# Start of Text to read
Santanna Salas, the new pastry chef at Bourbon Steak, DC.

Desserts can present a challenge at a place like Bourbon Steak, the fancy steakhouse located in Georgetown’s Four Seasons hotel. After a dinner of rib eye or filet mignon, “it’s hard to have the guests want dessert,” says Santanna Salas, the restaurant’s new pastry chef.

At 23, Salas brings five years of experience working with pastry and a keen palate to the kitchen at Bourbon Steak. For Salas, palate is the most important quality for any chef to have – “to make sure your standard is going out, you have to taste everything,” she says.

Salas got her start competing in cooking competitions in high school, and worked at Michael Mina Bellagio as a baker and assistant pastry chef during college. “I wanted to be a sports nutritionist,” Salas says of her college days. “It was a way to incorporate food into my work. But I fell in love with being in a kitchen.” She graduated from the University of Nevada, Las Vegas with a Bachelors in food and nutrition, but has continued to pursue her passion for pastry.
# End of Text to read
# Start of Available records
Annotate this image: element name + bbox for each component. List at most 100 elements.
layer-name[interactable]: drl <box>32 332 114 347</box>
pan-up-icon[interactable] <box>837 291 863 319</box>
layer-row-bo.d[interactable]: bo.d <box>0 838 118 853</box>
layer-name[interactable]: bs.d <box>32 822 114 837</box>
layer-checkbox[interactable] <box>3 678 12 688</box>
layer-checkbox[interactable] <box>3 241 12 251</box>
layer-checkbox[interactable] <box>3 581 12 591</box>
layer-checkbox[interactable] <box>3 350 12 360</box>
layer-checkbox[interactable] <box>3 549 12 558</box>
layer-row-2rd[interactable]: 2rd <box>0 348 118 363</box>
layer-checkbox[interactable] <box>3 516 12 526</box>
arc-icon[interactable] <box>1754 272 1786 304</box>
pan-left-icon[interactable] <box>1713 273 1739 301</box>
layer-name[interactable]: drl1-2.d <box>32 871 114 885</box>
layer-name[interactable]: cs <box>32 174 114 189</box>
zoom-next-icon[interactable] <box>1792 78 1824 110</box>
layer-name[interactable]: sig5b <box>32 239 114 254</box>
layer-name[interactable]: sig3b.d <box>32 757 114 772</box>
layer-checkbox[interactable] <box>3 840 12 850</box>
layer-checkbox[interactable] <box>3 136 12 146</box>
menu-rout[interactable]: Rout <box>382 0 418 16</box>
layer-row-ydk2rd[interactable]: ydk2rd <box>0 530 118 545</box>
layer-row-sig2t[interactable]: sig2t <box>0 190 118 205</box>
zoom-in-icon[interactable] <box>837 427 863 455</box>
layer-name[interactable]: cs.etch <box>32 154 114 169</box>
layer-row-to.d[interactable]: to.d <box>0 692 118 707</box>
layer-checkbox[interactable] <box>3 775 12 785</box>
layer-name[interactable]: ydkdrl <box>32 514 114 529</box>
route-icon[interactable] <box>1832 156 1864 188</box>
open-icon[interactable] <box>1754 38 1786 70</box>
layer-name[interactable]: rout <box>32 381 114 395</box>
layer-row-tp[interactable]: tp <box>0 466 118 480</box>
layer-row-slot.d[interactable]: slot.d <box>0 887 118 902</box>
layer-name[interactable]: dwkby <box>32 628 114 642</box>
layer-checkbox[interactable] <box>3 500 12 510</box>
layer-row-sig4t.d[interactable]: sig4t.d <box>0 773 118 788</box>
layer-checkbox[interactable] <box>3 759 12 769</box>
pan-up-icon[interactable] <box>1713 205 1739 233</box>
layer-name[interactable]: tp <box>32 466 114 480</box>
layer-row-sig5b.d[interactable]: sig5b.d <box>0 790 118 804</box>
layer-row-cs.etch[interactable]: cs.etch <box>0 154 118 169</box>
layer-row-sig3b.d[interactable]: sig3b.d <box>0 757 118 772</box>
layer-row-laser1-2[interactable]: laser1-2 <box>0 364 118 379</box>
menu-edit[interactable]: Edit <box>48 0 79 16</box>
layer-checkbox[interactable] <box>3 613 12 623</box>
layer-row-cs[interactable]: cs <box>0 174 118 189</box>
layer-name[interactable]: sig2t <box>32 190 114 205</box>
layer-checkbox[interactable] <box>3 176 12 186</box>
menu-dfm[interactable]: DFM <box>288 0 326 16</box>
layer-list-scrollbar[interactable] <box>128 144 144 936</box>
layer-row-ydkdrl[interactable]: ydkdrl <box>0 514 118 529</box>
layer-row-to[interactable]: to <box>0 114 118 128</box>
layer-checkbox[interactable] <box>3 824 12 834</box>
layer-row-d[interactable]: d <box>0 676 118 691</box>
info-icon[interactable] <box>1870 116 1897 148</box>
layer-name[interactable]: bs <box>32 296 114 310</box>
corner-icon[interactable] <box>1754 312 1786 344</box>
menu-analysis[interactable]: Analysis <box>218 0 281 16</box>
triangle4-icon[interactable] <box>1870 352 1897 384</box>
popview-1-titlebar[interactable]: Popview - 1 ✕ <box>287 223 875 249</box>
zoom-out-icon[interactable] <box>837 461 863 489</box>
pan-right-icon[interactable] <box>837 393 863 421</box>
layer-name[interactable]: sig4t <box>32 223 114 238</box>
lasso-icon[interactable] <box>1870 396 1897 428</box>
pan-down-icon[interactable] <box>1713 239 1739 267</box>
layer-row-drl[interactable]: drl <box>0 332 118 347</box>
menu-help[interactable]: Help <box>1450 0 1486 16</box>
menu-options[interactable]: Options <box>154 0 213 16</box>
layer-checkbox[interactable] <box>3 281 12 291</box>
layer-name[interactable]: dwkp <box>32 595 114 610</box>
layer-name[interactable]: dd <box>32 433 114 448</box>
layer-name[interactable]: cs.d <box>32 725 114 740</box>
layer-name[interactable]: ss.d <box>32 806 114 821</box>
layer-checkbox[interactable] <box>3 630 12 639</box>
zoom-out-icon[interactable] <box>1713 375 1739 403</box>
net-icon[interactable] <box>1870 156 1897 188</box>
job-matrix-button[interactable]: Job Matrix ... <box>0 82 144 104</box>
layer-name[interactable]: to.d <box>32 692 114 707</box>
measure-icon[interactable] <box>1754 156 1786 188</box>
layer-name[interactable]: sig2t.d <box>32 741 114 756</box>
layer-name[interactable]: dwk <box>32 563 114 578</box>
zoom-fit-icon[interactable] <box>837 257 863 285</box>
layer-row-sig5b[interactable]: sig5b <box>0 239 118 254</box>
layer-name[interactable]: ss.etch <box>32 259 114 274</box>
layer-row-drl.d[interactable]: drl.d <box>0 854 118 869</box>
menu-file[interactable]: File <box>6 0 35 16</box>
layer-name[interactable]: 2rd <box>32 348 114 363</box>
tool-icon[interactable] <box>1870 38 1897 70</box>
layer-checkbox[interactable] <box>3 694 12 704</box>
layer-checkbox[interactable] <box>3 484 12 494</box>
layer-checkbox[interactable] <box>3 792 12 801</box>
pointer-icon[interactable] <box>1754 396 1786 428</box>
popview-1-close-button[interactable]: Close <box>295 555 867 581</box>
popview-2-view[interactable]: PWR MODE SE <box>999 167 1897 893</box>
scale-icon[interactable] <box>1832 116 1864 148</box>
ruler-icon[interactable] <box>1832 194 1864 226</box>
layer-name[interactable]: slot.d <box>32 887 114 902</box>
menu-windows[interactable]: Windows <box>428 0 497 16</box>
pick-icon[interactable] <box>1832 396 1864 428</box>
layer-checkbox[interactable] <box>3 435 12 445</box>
# End of Available records
> Problems and tasks
1 - Starting at the first line of the records and ending at the line containing "zoom-in-icon[interactable] <box>837 427", change "arc-icon" to "curve-icon" and give those lines again with nothing else altered.
2 - Write what comes next in the profile of Santanna Salas, the new pastry chef at Bourbon Steak.

> Answers to the problems
1 -
Annotate this image: element name + bbox for each component. List at most 100 elements.
layer-name[interactable]: drl <box>32 332 114 347</box>
pan-up-icon[interactable] <box>837 291 863 319</box>
layer-row-bo.d[interactable]: bo.d <box>0 838 118 853</box>
layer-name[interactable]: bs.d <box>32 822 114 837</box>
layer-checkbox[interactable] <box>3 678 12 688</box>
layer-checkbox[interactable] <box>3 241 12 251</box>
layer-checkbox[interactable] <box>3 581 12 591</box>
layer-checkbox[interactable] <box>3 350 12 360</box>
layer-checkbox[interactable] <box>3 549 12 558</box>
layer-row-2rd[interactable]: 2rd <box>0 348 118 363</box>
layer-checkbox[interactable] <box>3 516 12 526</box>
curve-icon[interactable] <box>1754 272 1786 304</box>
pan-left-icon[interactable] <box>1713 273 1739 301</box>
layer-name[interactable]: drl1-2.d <box>32 871 114 885</box>
layer-name[interactable]: cs <box>32 174 114 189</box>
zoom-next-icon[interactable] <box>1792 78 1824 110</box>
layer-name[interactable]: sig5b <box>32 239 114 254</box>
layer-name[interactable]: sig3b.d <box>32 757 114 772</box>
layer-checkbox[interactable] <box>3 840 12 850</box>
layer-checkbox[interactable] <box>3 136 12 146</box>
menu-rout[interactable]: Rout <box>382 0 418 16</box>
layer-row-ydk2rd[interactable]: ydk2rd <box>0 530 118 545</box>
layer-row-sig2t[interactable]: sig2t <box>0 190 118 205</box>
zoom-in-icon[interactable] <box>837 427 863 455</box>

2 -
Salas overcomes the challenge of luring diners to the dessert menu after heavy dinners by keeping things light – she creates refreshing desserts that play on old favorites. “Classics, with a twist” is how she describes her approach to pastry, and it shows.

Tiramisu, deconstructed.

Her butterscotch pot de creme is brought down to earth with Macallan 18 Whisky, and paired with pumpkin spice cake and pepitas. Her favorite dessert on the menu is also on the lighter side – the passionfruit panna cotta, flavored with lemongrass from the restaurant’s kitchen garden, and served with a coconut sorbet.

Salas’ tiramisu has the flavors of the original with a lighter touch: she forgoes the ladyfingers for an espresso sponge cake, and serves it with mascarpone mousse and cocoa sorbet. “When I think of tiramisu, I think of something heavy,” Salas says, “but this is really light and refreshing. For a steakhouse, that’s what you have to do.”

Bitter chocolate cake, artfully arranged.

Other desserts on the menu include a coconut candy bar – a high-class reinterpretation of an almond joy – which layers milk chocolate, praline caramel, and almonds. A caramel apple is served with cinnamon ice cream, and a bitter chocolate cake is served with hazelnut ice cream, and milk and honey ganache. As for the upcoming winter dessert menu? Salas would like to do a dessert with carrots, and experiment with holiday spices, like eggnog.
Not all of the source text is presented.